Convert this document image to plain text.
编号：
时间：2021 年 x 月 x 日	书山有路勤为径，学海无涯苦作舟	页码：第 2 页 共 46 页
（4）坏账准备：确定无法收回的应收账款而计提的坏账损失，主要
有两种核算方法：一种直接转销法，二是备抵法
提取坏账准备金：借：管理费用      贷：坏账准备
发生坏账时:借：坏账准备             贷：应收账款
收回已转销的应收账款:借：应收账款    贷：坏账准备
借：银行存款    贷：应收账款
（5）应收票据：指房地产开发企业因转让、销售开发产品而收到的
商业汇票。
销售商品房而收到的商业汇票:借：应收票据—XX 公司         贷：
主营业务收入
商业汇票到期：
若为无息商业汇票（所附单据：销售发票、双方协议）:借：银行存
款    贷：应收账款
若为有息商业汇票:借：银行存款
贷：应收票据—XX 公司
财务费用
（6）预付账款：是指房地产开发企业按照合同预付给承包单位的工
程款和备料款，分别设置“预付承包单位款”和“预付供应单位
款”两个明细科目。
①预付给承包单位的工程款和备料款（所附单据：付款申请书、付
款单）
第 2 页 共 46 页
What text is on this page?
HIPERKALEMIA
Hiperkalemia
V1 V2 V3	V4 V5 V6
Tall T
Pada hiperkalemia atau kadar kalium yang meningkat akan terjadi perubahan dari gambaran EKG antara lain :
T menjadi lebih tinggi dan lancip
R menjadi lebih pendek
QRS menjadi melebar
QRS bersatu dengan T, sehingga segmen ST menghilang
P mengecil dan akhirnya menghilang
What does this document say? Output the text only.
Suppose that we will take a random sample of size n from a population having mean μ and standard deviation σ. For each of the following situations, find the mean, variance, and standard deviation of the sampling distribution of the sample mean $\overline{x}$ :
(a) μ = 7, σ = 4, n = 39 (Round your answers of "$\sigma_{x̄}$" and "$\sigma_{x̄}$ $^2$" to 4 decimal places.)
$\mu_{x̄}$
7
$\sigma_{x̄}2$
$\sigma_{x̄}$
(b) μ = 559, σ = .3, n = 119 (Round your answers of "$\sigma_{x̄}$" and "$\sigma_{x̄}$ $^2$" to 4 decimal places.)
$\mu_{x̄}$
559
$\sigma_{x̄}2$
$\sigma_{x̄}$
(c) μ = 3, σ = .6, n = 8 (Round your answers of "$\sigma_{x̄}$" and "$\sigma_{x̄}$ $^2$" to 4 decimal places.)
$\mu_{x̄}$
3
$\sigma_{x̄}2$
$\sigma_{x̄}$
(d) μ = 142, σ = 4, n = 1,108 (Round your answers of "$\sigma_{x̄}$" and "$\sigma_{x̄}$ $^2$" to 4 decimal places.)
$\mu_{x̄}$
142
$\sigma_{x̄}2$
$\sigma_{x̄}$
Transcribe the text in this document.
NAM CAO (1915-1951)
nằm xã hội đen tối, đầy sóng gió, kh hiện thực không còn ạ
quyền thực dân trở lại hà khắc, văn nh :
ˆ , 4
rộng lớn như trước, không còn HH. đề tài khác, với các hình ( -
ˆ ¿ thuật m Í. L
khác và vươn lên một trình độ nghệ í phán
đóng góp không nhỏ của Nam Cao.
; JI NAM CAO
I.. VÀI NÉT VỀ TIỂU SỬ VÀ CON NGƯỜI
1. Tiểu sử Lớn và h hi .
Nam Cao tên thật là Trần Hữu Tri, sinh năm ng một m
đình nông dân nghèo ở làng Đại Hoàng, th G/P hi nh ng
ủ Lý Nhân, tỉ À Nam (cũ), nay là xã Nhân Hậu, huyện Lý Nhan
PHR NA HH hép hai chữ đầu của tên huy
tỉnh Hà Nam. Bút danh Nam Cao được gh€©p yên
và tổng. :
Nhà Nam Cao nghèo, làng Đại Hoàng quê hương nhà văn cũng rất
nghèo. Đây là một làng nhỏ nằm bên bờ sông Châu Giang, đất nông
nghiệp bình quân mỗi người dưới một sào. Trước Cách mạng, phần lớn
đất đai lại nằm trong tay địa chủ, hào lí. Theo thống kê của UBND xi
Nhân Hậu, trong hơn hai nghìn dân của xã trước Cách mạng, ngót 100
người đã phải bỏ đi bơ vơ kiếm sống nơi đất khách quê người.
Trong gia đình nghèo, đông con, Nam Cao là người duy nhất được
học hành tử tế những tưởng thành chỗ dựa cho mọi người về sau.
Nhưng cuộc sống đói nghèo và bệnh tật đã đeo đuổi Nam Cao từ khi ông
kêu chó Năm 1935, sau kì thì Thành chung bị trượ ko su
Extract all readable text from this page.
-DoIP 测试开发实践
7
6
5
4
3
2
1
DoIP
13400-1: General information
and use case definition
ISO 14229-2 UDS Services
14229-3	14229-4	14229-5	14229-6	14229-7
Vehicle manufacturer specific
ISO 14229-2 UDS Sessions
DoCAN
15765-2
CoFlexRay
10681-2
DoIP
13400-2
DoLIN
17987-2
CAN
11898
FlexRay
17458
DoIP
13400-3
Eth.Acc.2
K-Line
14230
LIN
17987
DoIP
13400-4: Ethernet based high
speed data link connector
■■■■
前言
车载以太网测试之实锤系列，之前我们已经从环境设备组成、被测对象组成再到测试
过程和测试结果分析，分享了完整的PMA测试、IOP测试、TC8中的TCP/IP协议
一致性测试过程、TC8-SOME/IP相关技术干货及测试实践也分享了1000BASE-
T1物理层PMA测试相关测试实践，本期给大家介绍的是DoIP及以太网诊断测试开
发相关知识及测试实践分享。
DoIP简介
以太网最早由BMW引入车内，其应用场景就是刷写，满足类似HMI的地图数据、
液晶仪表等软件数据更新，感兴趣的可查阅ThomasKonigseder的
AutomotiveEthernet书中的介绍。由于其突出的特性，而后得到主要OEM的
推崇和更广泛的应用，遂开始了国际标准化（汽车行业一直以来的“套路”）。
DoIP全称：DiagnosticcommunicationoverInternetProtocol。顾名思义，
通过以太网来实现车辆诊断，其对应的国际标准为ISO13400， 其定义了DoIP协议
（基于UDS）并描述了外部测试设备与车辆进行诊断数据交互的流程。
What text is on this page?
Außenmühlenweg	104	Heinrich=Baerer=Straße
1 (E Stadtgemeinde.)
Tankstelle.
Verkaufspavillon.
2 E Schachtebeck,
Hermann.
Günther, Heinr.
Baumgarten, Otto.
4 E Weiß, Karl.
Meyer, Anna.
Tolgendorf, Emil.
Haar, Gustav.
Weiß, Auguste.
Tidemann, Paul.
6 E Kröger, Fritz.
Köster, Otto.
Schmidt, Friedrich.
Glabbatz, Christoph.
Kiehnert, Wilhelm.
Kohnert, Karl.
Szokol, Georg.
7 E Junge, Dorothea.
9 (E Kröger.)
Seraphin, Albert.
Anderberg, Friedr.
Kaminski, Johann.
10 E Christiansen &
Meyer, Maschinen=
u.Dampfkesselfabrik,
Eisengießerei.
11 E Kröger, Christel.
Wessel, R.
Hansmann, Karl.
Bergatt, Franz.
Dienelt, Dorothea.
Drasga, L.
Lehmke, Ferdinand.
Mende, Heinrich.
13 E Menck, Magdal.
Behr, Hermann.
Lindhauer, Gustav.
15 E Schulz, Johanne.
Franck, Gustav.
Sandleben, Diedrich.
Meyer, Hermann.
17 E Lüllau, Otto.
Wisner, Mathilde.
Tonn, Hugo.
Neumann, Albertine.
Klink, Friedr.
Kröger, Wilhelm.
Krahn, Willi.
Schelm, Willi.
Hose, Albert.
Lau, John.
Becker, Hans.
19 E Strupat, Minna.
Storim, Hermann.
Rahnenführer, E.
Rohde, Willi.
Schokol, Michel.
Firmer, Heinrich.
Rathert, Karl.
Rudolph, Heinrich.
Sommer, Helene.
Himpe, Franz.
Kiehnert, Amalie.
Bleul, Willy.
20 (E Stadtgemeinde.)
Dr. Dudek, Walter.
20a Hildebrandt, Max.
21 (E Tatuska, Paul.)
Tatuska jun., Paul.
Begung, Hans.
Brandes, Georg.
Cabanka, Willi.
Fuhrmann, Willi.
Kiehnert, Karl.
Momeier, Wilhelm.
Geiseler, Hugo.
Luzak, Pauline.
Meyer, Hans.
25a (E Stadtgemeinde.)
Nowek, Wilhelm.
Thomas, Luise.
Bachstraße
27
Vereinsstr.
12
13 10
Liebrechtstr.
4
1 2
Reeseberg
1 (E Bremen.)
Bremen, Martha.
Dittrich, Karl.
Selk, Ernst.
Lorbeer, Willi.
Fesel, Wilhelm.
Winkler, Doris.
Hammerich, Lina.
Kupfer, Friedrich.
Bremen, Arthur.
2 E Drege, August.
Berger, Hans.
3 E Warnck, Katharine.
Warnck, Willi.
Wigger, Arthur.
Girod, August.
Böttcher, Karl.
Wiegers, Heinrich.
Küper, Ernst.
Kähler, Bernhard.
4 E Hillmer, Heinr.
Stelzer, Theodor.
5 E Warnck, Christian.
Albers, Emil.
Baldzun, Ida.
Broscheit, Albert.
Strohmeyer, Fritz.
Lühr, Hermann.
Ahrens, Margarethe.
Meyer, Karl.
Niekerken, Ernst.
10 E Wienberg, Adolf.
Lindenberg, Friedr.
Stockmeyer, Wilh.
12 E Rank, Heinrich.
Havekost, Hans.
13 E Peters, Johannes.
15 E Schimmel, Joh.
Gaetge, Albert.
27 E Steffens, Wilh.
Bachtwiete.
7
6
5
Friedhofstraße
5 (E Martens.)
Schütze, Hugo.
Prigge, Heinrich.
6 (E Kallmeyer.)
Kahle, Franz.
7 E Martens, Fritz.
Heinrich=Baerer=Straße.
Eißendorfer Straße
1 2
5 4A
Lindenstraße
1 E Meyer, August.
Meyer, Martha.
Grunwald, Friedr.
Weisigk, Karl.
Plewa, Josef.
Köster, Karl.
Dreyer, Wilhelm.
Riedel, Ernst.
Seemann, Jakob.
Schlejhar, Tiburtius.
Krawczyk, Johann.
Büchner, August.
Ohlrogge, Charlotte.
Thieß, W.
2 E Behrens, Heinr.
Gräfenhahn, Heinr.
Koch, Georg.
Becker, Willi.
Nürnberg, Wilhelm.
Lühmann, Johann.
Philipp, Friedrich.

Task to carry out: Look through the listing above. Pick out each line with "Cách" and copy it.

Problem solution:
nghiệp bình quân mỗi người dưới một sào. Trước Cách mạng, phần lớn
Nhân Hậu, trong hơn hai nghìn dân của xã trước Cách mạng, ngót 100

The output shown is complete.